• _Your instructions_
Extract every line of the data below verbatim, omitting the pictures.

• _Records for this exercise_
>> Begin
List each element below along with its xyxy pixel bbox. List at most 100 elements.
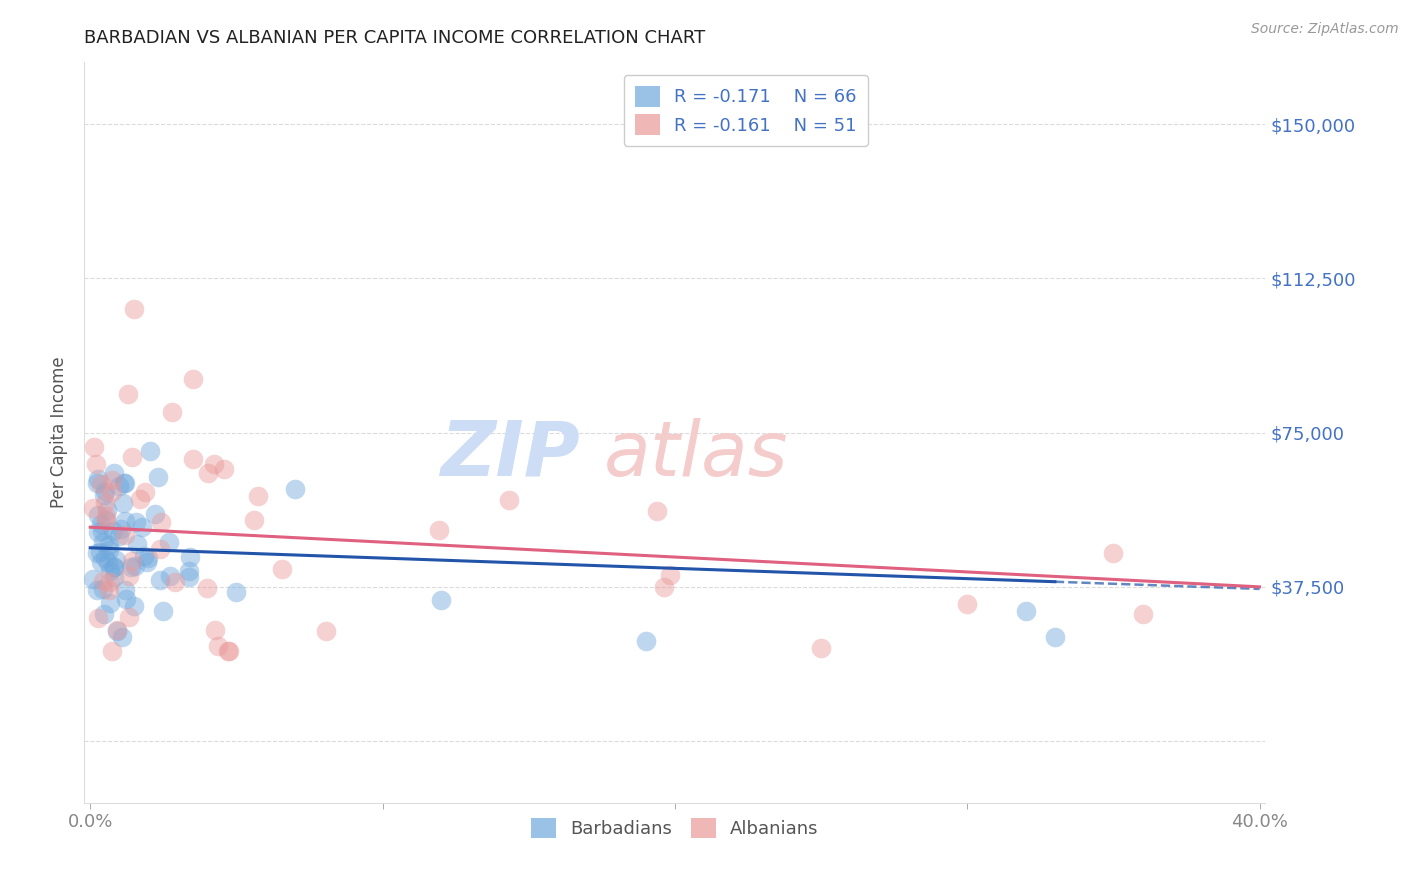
Point	[1043, 630, 1066, 644]
Point	[86, 546, 108, 560]
Point	[217, 643, 239, 657]
Point	[90, 477, 112, 491]
Point	[103, 560, 125, 574]
Point	[118, 568, 141, 582]
Point	[197, 466, 219, 480]
Point	[1132, 607, 1154, 621]
Point	[94, 496, 117, 510]
Point	[91, 582, 114, 597]
Point	[115, 591, 138, 606]
Text: Source: ZipAtlas.com: Source: ZipAtlas.com	[1251, 22, 1399, 37]
Y-axis label: Per Capita Income: Per Capita Income	[51, 357, 69, 508]
Point	[82, 572, 104, 586]
Point	[159, 569, 181, 583]
Point	[107, 623, 129, 637]
Point	[114, 583, 136, 598]
Point	[149, 541, 172, 556]
Point	[111, 630, 134, 644]
Point	[87, 508, 110, 523]
Point	[125, 537, 148, 551]
Point	[122, 302, 145, 317]
Point	[86, 476, 108, 491]
Point	[108, 528, 131, 542]
Point	[218, 643, 240, 657]
Point	[93, 488, 115, 502]
Point	[94, 551, 117, 566]
Point	[94, 513, 117, 527]
Point	[91, 535, 114, 549]
Point	[143, 507, 166, 521]
Point	[98, 575, 121, 590]
Point	[810, 641, 832, 656]
Point	[177, 570, 200, 584]
Text: BARBADIAN VS ALBANIAN PER CAPITA INCOME CORRELATION CHART: BARBADIAN VS ALBANIAN PER CAPITA INCOME …	[84, 29, 706, 47]
Point	[82, 500, 104, 515]
Point	[645, 504, 668, 518]
Point	[659, 568, 682, 582]
Point	[98, 564, 121, 578]
Point	[89, 545, 111, 559]
Point	[181, 451, 204, 466]
Point	[112, 496, 135, 510]
Point	[136, 555, 159, 569]
Point	[498, 493, 520, 508]
Point	[956, 597, 979, 611]
Point	[93, 607, 115, 622]
Point	[124, 599, 146, 614]
Point	[98, 543, 121, 558]
Point	[105, 624, 128, 638]
Point	[134, 485, 156, 500]
Point	[146, 469, 169, 483]
Point	[86, 583, 108, 598]
Point	[114, 528, 136, 542]
Point	[101, 643, 124, 657]
Point	[150, 515, 173, 529]
Text: ZIP: ZIP	[440, 417, 581, 491]
Point	[270, 561, 292, 575]
Point	[87, 472, 110, 486]
Point	[101, 474, 124, 488]
Point	[136, 550, 159, 565]
Point	[243, 513, 266, 527]
Point	[132, 549, 155, 563]
Point	[160, 405, 183, 419]
Point	[129, 491, 152, 506]
Point	[1102, 546, 1125, 560]
Point	[138, 444, 160, 458]
Point	[315, 624, 337, 638]
Point	[204, 457, 226, 471]
Point	[90, 524, 112, 539]
Legend: Barbadians, Albanians: Barbadians, Albanians	[523, 810, 827, 846]
Point	[97, 555, 120, 569]
Point	[120, 560, 142, 574]
Point	[179, 564, 201, 578]
Point	[103, 559, 125, 574]
Point	[121, 450, 143, 464]
Point	[212, 462, 235, 476]
Point	[94, 508, 117, 523]
Point	[165, 574, 187, 589]
Point	[149, 574, 172, 588]
Point	[101, 524, 124, 539]
Point	[117, 387, 139, 401]
Point	[152, 604, 174, 618]
Point	[114, 514, 136, 528]
Point	[90, 556, 112, 570]
Point	[124, 515, 146, 529]
Point	[284, 482, 307, 496]
Point	[225, 584, 247, 599]
Point	[121, 554, 143, 568]
Point	[101, 484, 124, 499]
Point	[429, 523, 451, 537]
Point	[118, 610, 141, 624]
Point	[634, 633, 657, 648]
Point	[195, 581, 218, 595]
Point	[179, 549, 201, 564]
Point	[98, 583, 121, 598]
Point	[83, 440, 105, 454]
Point	[90, 516, 112, 531]
Point	[204, 623, 226, 637]
Text: atlas: atlas	[605, 417, 789, 491]
Point	[112, 476, 135, 491]
Point	[98, 596, 121, 610]
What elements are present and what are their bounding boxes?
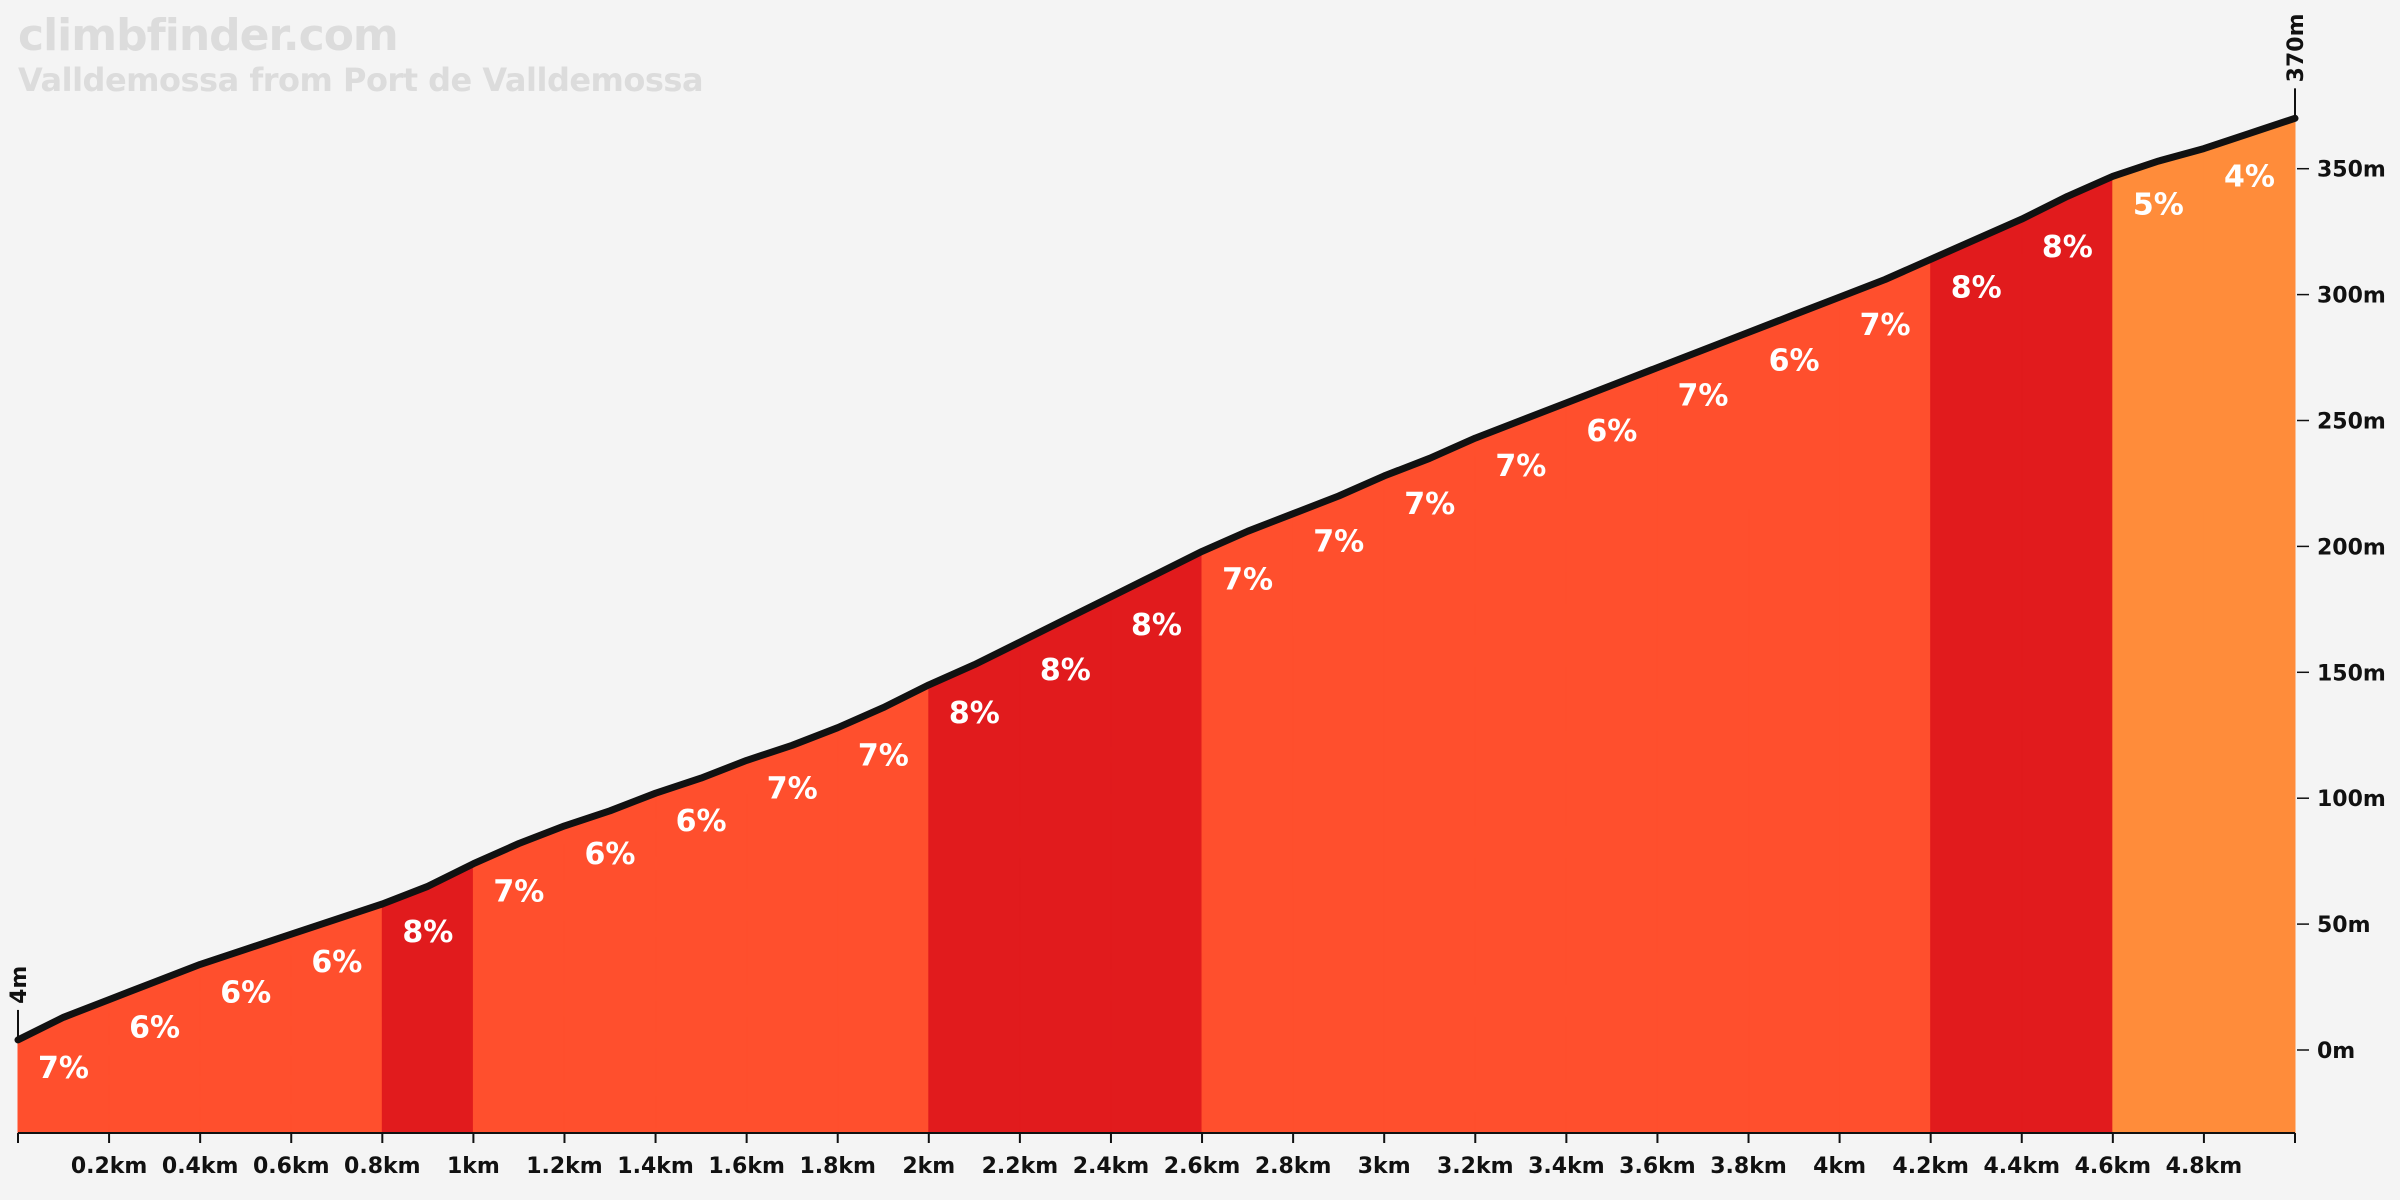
>> End
• _Solved exercise_
List each element below along with its xyxy pixel bbox. List at most 100 elements.
Point	[1043, 630, 1066, 644]
Point	[86, 546, 108, 560]
Point	[217, 643, 239, 657]
Point	[90, 477, 112, 491]
Point	[103, 560, 125, 574]
Point	[118, 568, 141, 582]
Point	[197, 466, 219, 480]
Point	[1132, 607, 1154, 621]
Point	[94, 496, 117, 510]
Point	[91, 582, 114, 597]
Point	[115, 591, 138, 606]
Text: Source: ZipAtlas.com: Source: ZipAtlas.com	[1251, 22, 1399, 37]
Y-axis label: Per Capita Income: Per Capita Income	[51, 357, 69, 508]
Point	[82, 572, 104, 586]
Point	[159, 569, 181, 583]
Point	[107, 623, 129, 637]
Point	[114, 583, 136, 598]
Point	[149, 541, 172, 556]
Point	[111, 630, 134, 644]
Point	[87, 508, 110, 523]
Point	[125, 537, 148, 551]
Point	[122, 302, 145, 317]
Point	[86, 476, 108, 491]
Point	[108, 528, 131, 542]
Point	[218, 643, 240, 657]
Point	[93, 488, 115, 502]
Point	[94, 551, 117, 566]
Point	[94, 513, 117, 527]
Point	[91, 535, 114, 549]
Point	[143, 507, 166, 521]
Point	[98, 575, 121, 590]
Point	[810, 641, 832, 656]
Point	[177, 570, 200, 584]
Text: BARBADIAN VS ALBANIAN PER CAPITA INCOME CORRELATION CHART: BARBADIAN VS ALBANIAN PER CAPITA INCOME …	[84, 29, 706, 47]
Point	[82, 500, 104, 515]
Point	[645, 504, 668, 518]
Point	[659, 568, 682, 582]
Point	[98, 564, 121, 578]
Point	[89, 545, 111, 559]
Point	[181, 451, 204, 466]
Point	[112, 496, 135, 510]
Point	[136, 555, 159, 569]
Point	[498, 493, 520, 508]
Point	[956, 597, 979, 611]
Point	[93, 607, 115, 622]
Point	[124, 599, 146, 614]
Point	[98, 543, 121, 558]
Point	[105, 624, 128, 638]
Point	[134, 485, 156, 500]
Point	[146, 469, 169, 483]
Point	[86, 583, 108, 598]
Point	[114, 528, 136, 542]
Point	[101, 643, 124, 657]
Point	[150, 515, 173, 529]
Text: ZIP: ZIP	[440, 417, 581, 491]
Point	[270, 561, 292, 575]
Point	[87, 472, 110, 486]
Point	[101, 474, 124, 488]
Point	[136, 550, 159, 565]
Point	[243, 513, 266, 527]
Point	[132, 549, 155, 563]
Point	[160, 405, 183, 419]
Point	[129, 491, 152, 506]
Point	[1102, 546, 1125, 560]
Point	[138, 444, 160, 458]
Point	[315, 624, 337, 638]
Point	[204, 457, 226, 471]
Point	[90, 524, 112, 539]
Legend: Barbadians, Albanians: Barbadians, Albanians	[523, 810, 827, 846]
Point	[97, 555, 120, 569]
Point	[120, 560, 142, 574]
Point	[179, 564, 201, 578]
Point	[103, 559, 125, 574]
Point	[121, 450, 143, 464]
Point	[212, 462, 235, 476]
Point	[94, 508, 117, 523]
Point	[165, 574, 187, 589]
Point	[149, 574, 172, 588]
Point	[101, 524, 124, 539]
Point	[117, 387, 139, 401]
Point	[152, 604, 174, 618]
Point	[114, 514, 136, 528]
Point	[90, 556, 112, 570]
Point	[124, 515, 146, 529]
Point	[284, 482, 307, 496]
Point	[225, 584, 247, 599]
Point	[121, 554, 143, 568]
Point	[101, 484, 124, 499]
Point	[429, 523, 451, 537]
Point	[118, 610, 141, 624]
Point	[634, 633, 657, 648]
Point	[195, 581, 218, 595]
Point	[179, 549, 201, 564]
Point	[98, 583, 121, 598]
Point	[83, 440, 105, 454]
Point	[90, 516, 112, 531]
Point	[204, 623, 226, 637]
Text: atlas: atlas	[605, 417, 789, 491]
Point	[112, 476, 135, 491]
Point	[98, 596, 121, 610]
What elements are present and what are their bounding boxes?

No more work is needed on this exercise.